Task directions:
Examine each line of the data. Copy those that contain the string "this".

Supplied records:
============
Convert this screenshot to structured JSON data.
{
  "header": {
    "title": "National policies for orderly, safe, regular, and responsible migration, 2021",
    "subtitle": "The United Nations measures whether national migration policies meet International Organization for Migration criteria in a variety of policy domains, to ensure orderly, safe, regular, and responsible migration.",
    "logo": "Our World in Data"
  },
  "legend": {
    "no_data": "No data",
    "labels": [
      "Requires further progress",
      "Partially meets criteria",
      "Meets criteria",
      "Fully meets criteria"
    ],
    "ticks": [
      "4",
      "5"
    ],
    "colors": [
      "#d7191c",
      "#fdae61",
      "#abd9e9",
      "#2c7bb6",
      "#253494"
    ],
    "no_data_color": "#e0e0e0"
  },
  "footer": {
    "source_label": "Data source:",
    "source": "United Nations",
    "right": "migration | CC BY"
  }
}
============
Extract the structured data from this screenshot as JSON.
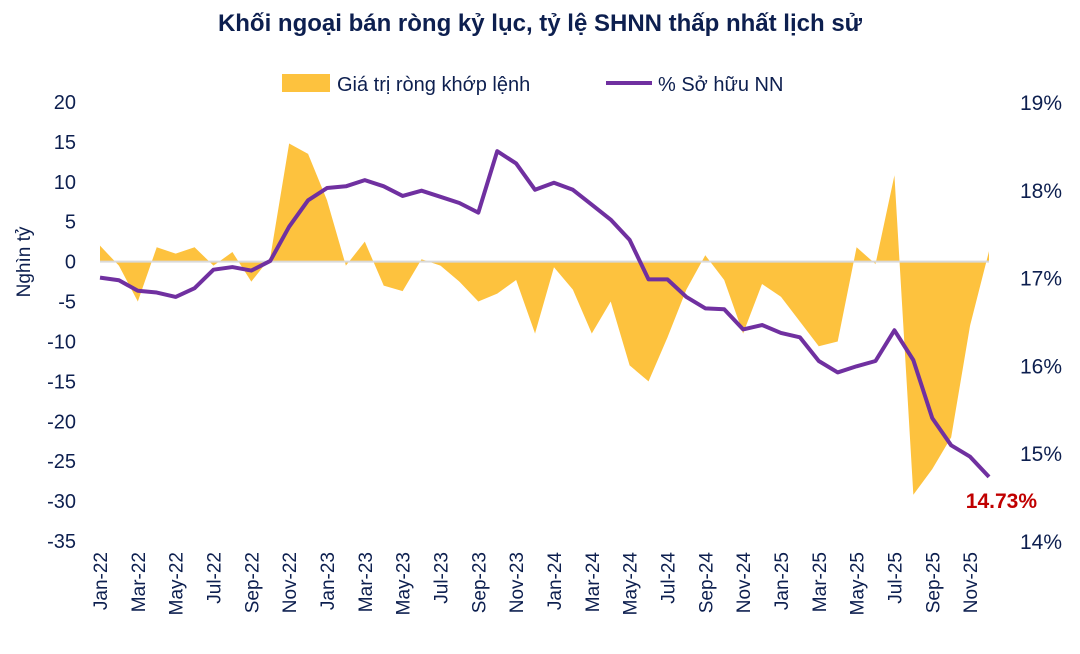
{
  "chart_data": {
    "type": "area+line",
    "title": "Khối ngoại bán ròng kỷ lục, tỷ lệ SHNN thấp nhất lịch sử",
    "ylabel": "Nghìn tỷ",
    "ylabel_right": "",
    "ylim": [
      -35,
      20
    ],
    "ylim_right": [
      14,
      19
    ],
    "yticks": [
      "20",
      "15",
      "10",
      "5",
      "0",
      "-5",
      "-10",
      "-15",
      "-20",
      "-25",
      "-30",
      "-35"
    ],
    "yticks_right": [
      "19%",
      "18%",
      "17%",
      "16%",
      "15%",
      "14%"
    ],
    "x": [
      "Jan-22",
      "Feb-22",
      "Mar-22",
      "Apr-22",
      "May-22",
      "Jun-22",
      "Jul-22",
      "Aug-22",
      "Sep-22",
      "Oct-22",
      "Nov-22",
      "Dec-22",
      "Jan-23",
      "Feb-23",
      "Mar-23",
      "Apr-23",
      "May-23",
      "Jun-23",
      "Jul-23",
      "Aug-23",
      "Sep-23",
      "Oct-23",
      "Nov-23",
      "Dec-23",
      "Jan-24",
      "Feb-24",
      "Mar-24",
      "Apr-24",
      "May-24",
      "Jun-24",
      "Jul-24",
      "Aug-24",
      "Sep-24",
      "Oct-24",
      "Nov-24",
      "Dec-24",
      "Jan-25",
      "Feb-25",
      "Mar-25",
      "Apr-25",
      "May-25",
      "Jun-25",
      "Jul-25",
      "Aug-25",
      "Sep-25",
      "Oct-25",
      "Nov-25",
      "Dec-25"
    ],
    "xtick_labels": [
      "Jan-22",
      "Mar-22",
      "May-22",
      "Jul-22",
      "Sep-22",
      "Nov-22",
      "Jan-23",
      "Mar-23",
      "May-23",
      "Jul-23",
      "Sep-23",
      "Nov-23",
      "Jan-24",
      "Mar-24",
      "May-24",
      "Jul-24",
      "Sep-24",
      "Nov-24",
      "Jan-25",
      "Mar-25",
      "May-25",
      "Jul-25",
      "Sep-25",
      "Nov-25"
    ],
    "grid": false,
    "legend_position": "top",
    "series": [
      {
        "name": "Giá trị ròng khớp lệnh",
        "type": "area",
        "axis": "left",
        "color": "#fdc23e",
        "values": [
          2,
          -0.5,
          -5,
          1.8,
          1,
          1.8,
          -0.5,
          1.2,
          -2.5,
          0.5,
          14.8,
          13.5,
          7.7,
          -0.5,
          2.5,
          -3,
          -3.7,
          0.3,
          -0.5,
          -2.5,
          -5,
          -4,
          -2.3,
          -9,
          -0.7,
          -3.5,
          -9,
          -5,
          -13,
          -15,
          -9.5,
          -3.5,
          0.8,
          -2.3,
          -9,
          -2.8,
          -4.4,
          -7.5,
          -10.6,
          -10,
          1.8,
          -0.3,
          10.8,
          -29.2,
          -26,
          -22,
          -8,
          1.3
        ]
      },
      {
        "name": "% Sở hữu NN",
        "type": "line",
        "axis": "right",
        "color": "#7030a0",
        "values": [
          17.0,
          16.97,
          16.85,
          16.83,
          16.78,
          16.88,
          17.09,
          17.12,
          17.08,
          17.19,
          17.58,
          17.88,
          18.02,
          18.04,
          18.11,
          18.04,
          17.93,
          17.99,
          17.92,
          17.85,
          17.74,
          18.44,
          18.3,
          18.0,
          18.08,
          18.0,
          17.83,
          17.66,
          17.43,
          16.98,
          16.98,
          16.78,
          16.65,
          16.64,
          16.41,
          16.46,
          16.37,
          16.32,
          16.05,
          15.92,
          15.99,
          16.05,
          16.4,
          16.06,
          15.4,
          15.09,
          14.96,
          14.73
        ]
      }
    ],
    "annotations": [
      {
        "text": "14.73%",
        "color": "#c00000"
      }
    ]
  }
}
============
Response to the task:
Convert this screenshot to structured JSON data.
Extract the structured data from this screenshot as JSON.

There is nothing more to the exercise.